Instruction - Identify the lines holding "Ancient" and copy them.

--- begin Dataset records ---

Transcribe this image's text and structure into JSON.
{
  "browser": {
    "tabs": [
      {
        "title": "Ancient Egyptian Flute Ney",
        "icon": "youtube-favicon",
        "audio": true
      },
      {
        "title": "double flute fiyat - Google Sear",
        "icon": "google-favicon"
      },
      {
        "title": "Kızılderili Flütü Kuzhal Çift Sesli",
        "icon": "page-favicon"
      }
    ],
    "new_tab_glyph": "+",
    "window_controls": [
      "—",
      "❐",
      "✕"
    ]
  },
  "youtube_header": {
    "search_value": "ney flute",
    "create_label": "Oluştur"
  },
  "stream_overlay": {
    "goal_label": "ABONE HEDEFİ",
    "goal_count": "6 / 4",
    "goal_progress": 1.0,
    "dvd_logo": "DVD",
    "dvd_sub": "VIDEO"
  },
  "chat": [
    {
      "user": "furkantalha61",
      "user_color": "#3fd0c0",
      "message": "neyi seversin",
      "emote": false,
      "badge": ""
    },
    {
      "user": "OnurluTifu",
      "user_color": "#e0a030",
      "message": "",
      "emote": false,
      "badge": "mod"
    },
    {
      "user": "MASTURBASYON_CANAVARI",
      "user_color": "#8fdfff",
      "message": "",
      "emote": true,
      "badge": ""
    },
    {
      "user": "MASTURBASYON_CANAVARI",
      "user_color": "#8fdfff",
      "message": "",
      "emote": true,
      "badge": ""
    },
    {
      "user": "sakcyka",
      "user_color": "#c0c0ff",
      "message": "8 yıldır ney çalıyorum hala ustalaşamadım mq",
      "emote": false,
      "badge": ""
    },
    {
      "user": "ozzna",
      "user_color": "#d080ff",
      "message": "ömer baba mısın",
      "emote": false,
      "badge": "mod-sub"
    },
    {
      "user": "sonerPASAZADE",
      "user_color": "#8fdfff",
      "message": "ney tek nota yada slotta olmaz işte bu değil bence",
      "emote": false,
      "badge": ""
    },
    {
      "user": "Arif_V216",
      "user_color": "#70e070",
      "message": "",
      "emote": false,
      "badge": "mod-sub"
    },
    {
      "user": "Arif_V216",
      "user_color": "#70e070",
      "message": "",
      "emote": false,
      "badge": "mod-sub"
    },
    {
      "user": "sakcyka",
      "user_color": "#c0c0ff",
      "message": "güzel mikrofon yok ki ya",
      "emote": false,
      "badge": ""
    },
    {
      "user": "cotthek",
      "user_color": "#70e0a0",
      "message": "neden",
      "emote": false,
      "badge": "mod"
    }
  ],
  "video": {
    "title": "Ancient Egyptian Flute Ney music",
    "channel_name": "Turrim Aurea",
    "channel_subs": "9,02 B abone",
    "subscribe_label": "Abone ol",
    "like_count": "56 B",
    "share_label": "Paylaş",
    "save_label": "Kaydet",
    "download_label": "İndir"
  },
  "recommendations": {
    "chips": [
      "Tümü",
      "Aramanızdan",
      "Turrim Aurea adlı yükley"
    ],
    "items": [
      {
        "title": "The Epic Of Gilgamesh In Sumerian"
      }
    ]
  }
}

--- end Dataset records ---

Expected answer -
        "title": "Ancient Egyptian Flute Ney",
    "title": "Ancient Egyptian Flute Ney music",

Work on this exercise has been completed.